Data to use:
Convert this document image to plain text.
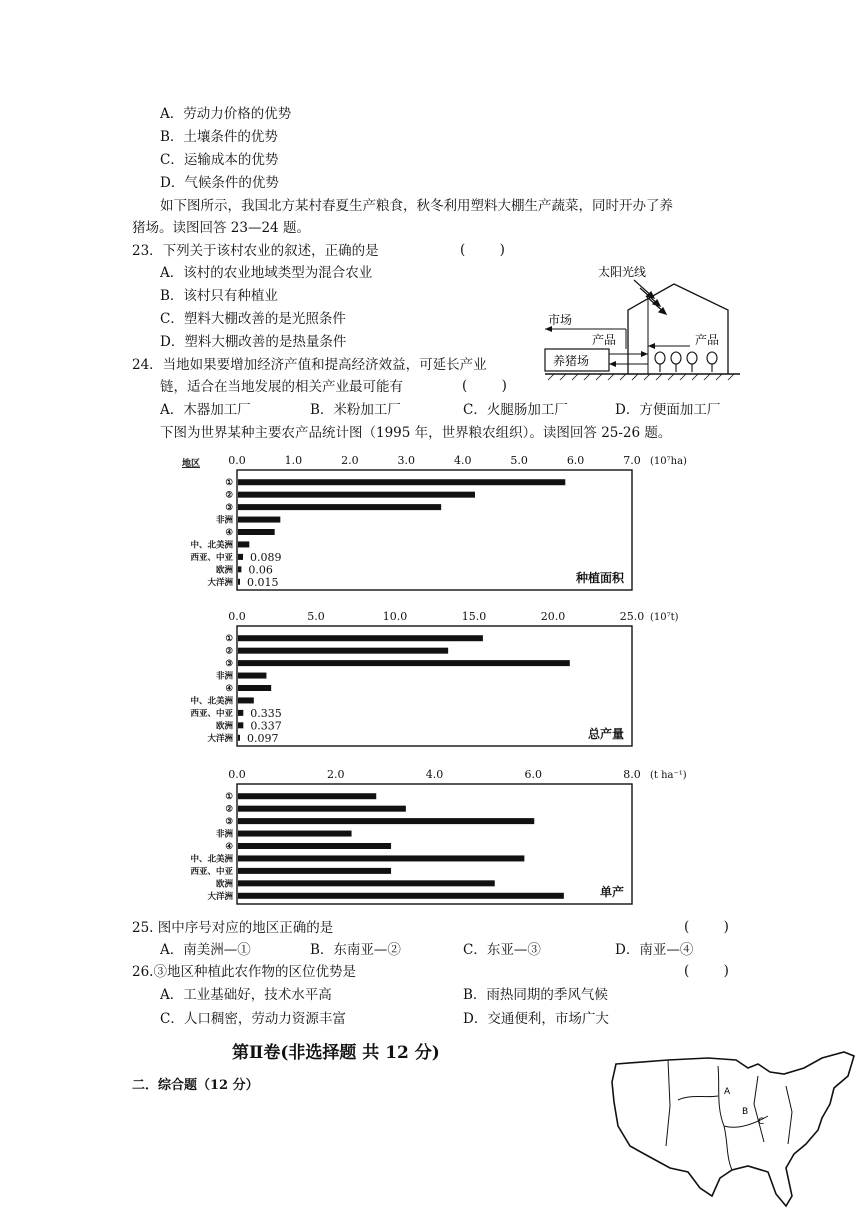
A．劳动力价格的优势
B．土壤条件的优势
C．运输成本的优势
D．气候条件的优势
如下图所示，我国北方某村春夏生产粮食，秋冬利用塑料大棚生产蔬菜，同时开办了养
猪场。读图回答 23—24 题。
23．下列关于该村农业的叙述，正确的是	(        )
A．该村的农业地域类型为混合农业
B．该村只有种植业
C．塑料大棚改善的是光照条件
D．塑料大棚改善的是热量条件
24．当地如果要增加经济产值和提高经济效益，可延长产业
链，适合在当地发展的相关产业最可能有	(        )
A．木器加工厂	B．米粉加工厂	C．火腿肠加工厂	D．方便面加工厂
太阳光线
养猪场
市场
产品	产品
下图为世界某种主要农产品统计图（1995 年，世界粮农组织）。读图回答 25-26 题。
0.0	1.0	2.0	3.0	4.0	5.0	6.0	7.0 (10⁷ha)
地区
①
②
③
非洲
④
中、北美洲
西亚、中亚 0.089
欧洲 0.06
大洋洲 0.015	种植面积
0.0	5.0	10.0	15.0	20.0	25.0 (10⁷t)
①
②
③
非洲
④
中、北美洲
西亚、中亚 0.335
欧洲 0.337
大洋洲 0.097	总产量
0.0	2.0	4.0	6.0	8.0 (t ha⁻¹)
①
②
③
非洲
④
中、北美洲
西亚、中亚
欧洲
大洋洲	单产
25. 图中序号对应的地区正确的是	(        )
A．南美洲—①	B．东南亚—②	C．东亚—③	D．南亚—④
26.③地区种植此农作物的区位优势是	(        )
A．工业基础好，技术水平高	B．雨热同期的季风气候
C．人口稠密，劳动力资源丰富	D．交通便利，市场广大
第Ⅱ卷(非选择题 共 12 分)
二．综合题（12 分）	A
B
C
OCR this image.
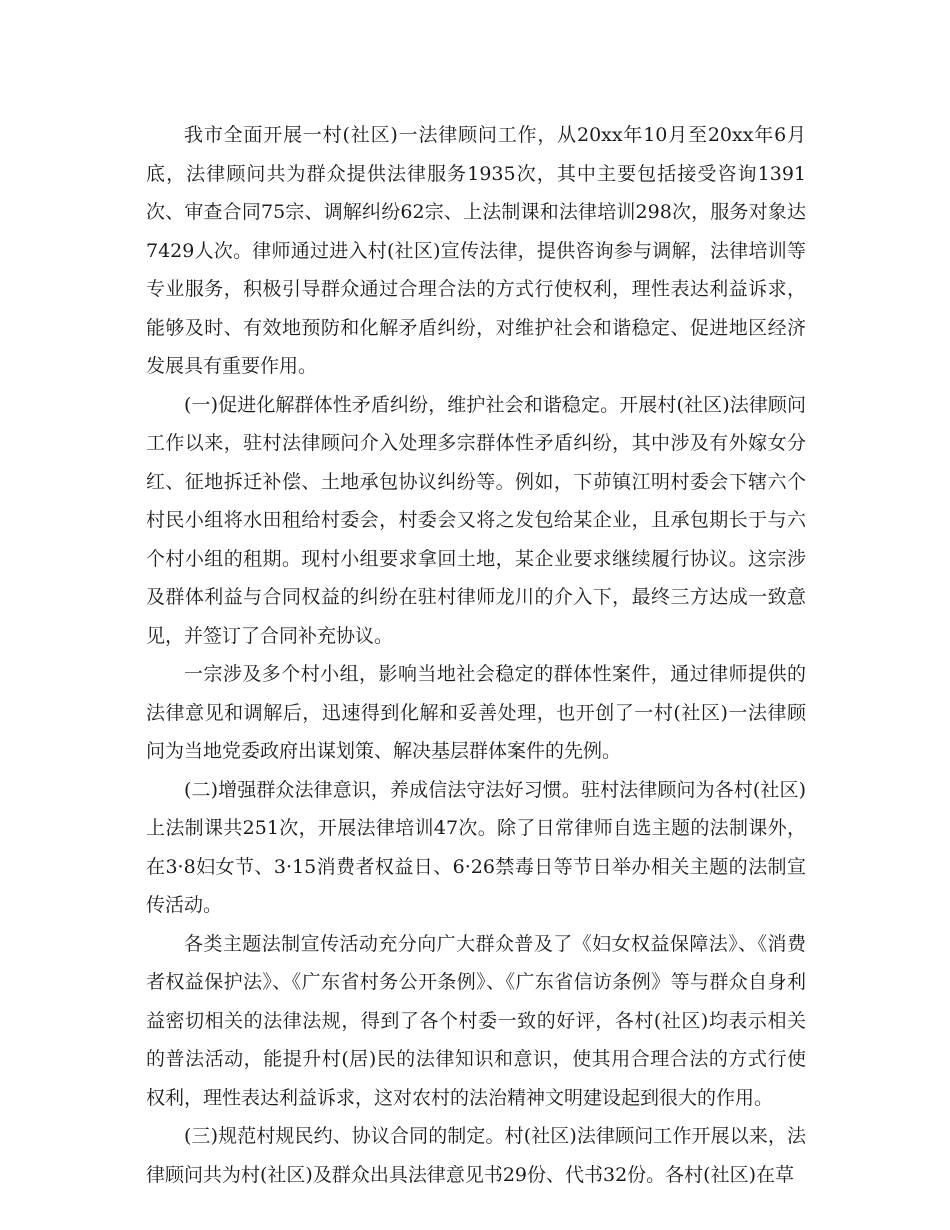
我市全面开展一村(社区)一法律顾问工作，从20xx年10月至20xx年6月底，法律顾问共为群众提供法律服务1935次，其中主要包括接受咨询1391次、审查合同75宗、调解纠纷62宗、上法制课和法律培训298次，服务对象达7429人次。律师通过进入村(社区)宣传法律，提供咨询参与调解，法律培训等专业服务，积极引导群众通过合理合法的方式行使权利，理性表达利益诉求，能够及时、有效地预防和化解矛盾纠纷，对维护社会和谐稳定、促进地区经济发展具有重要作用。

(一)促进化解群体性矛盾纠纷，维护社会和谐稳定。开展村(社区)法律顾问工作以来，驻村法律顾问介入处理多宗群体性矛盾纠纷，其中涉及有外嫁女分红、征地拆迁补偿、土地承包协议纠纷等。例如，下茆镇江明村委会下辖六个村民小组将水田租给村委会，村委会又将之发包给某企业，且承包期长于与六个村小组的租期。现村小组要求拿回土地，某企业要求继续履行协议。这宗涉及群体利益与合同权益的纠纷在驻村律师龙川的介入下，最终三方达成一致意见，并签订了合同补充协议。

一宗涉及多个村小组，影响当地社会稳定的群体性案件，通过律师提供的法律意见和调解后，迅速得到化解和妥善处理，也开创了一村(社区)一法律顾问为当地党委政府出谋划策、解决基层群体案件的先例。

(二)增强群众法律意识，养成信法守法好习惯。驻村法律顾问为各村(社区)上法制课共251次，开展法律培训47次。除了日常律师自选主题的法制课外，在3·8妇女节、3·15消费者权益日、6·26禁毒日等节日举办相关主题的法制宣传活动。

各类主题法制宣传活动充分向广大群众普及了《妇女权益保障法》、《消费者权益保护法》、《广东省村务公开条例》、《广东省信访条例》等与群众自身利益密切相关的法律法规，得到了各个村委一致的好评，各村(社区)均表示相关的普法活动，能提升村(居)民的法律知识和意识，使其用合理合法的方式行使权利，理性表达利益诉求，这对农村的法治精神文明建设起到很大的作用。

(三)规范村规民约、协议合同的制定。村(社区)法律顾问工作开展以来，法律顾问共为村(社区)及群众出具法律意见书29份、代书32份。各村(社区)在草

Do this:
Take the data above and repeat it exactly, leaving each picture out.

Output:
Convert this document image to plain text.
A．劳动力价格的优势
B．土壤条件的优势
C．运输成本的优势
D．气候条件的优势
如下图所示，我国北方某村春夏生产粮食，秋冬利用塑料大棚生产蔬菜，同时开办了养
猪场。读图回答 23—24 题。
23．下列关于该村农业的叙述，正确的是	(        )
A．该村的农业地域类型为混合农业
B．该村只有种植业
C．塑料大棚改善的是光照条件
D．塑料大棚改善的是热量条件
24．当地如果要增加经济产值和提高经济效益，可延长产业
链，适合在当地发展的相关产业最可能有	(        )
A．木器加工厂	B．米粉加工厂	C．火腿肠加工厂	D．方便面加工厂
太阳光线
养猪场
市场
产品	产品
下图为世界某种主要农产品统计图（1995 年，世界粮农组织）。读图回答 25-26 题。
0.0	1.0	2.0	3.0	4.0	5.0	6.0	7.0 (10⁷ha)
地区
①
②
③
非洲
④
中、北美洲
西亚、中亚 0.089
欧洲 0.06
大洋洲 0.015	种植面积
0.0	5.0	10.0	15.0	20.0	25.0 (10⁷t)
①
②
③
非洲
④
中、北美洲
西亚、中亚 0.335
欧洲 0.337
大洋洲 0.097	总产量
0.0	2.0	4.0	6.0	8.0 (t ha⁻¹)
①
②
③
非洲
④
中、北美洲
西亚、中亚
欧洲
大洋洲	单产
25. 图中序号对应的地区正确的是	(        )
A．南美洲—①	B．东南亚—②	C．东亚—③	D．南亚—④
26.③地区种植此农作物的区位优势是	(        )
A．工业基础好，技术水平高	B．雨热同期的季风气候
C．人口稠密，劳动力资源丰富	D．交通便利，市场广大
第Ⅱ卷(非选择题 共 12 分)
二．综合题（12 分）	A
B
C
OCR this image.
我市全面开展一村(社区)一法律顾问工作，从20xx年10月至20xx年6月底，法律顾问共为群众提供法律服务1935次，其中主要包括接受咨询1391次、审查合同75宗、调解纠纷62宗、上法制课和法律培训298次，服务对象达7429人次。律师通过进入村(社区)宣传法律，提供咨询参与调解，法律培训等专业服务，积极引导群众通过合理合法的方式行使权利，理性表达利益诉求，能够及时、有效地预防和化解矛盾纠纷，对维护社会和谐稳定、促进地区经济发展具有重要作用。

(一)促进化解群体性矛盾纠纷，维护社会和谐稳定。开展村(社区)法律顾问工作以来，驻村法律顾问介入处理多宗群体性矛盾纠纷，其中涉及有外嫁女分红、征地拆迁补偿、土地承包协议纠纷等。例如，下茆镇江明村委会下辖六个村民小组将水田租给村委会，村委会又将之发包给某企业，且承包期长于与六个村小组的租期。现村小组要求拿回土地，某企业要求继续履行协议。这宗涉及群体利益与合同权益的纠纷在驻村律师龙川的介入下，最终三方达成一致意见，并签订了合同补充协议。

一宗涉及多个村小组，影响当地社会稳定的群体性案件，通过律师提供的法律意见和调解后，迅速得到化解和妥善处理，也开创了一村(社区)一法律顾问为当地党委政府出谋划策、解决基层群体案件的先例。

(二)增强群众法律意识，养成信法守法好习惯。驻村法律顾问为各村(社区)上法制课共251次，开展法律培训47次。除了日常律师自选主题的法制课外，在3·8妇女节、3·15消费者权益日、6·26禁毒日等节日举办相关主题的法制宣传活动。

各类主题法制宣传活动充分向广大群众普及了《妇女权益保障法》、《消费者权益保护法》、《广东省村务公开条例》、《广东省信访条例》等与群众自身利益密切相关的法律法规，得到了各个村委一致的好评，各村(社区)均表示相关的普法活动，能提升村(居)民的法律知识和意识，使其用合理合法的方式行使权利，理性表达利益诉求，这对农村的法治精神文明建设起到很大的作用。

(三)规范村规民约、协议合同的制定。村(社区)法律顾问工作开展以来，法律顾问共为村(社区)及群众出具法律意见书29份、代书32份。各村(社区)在草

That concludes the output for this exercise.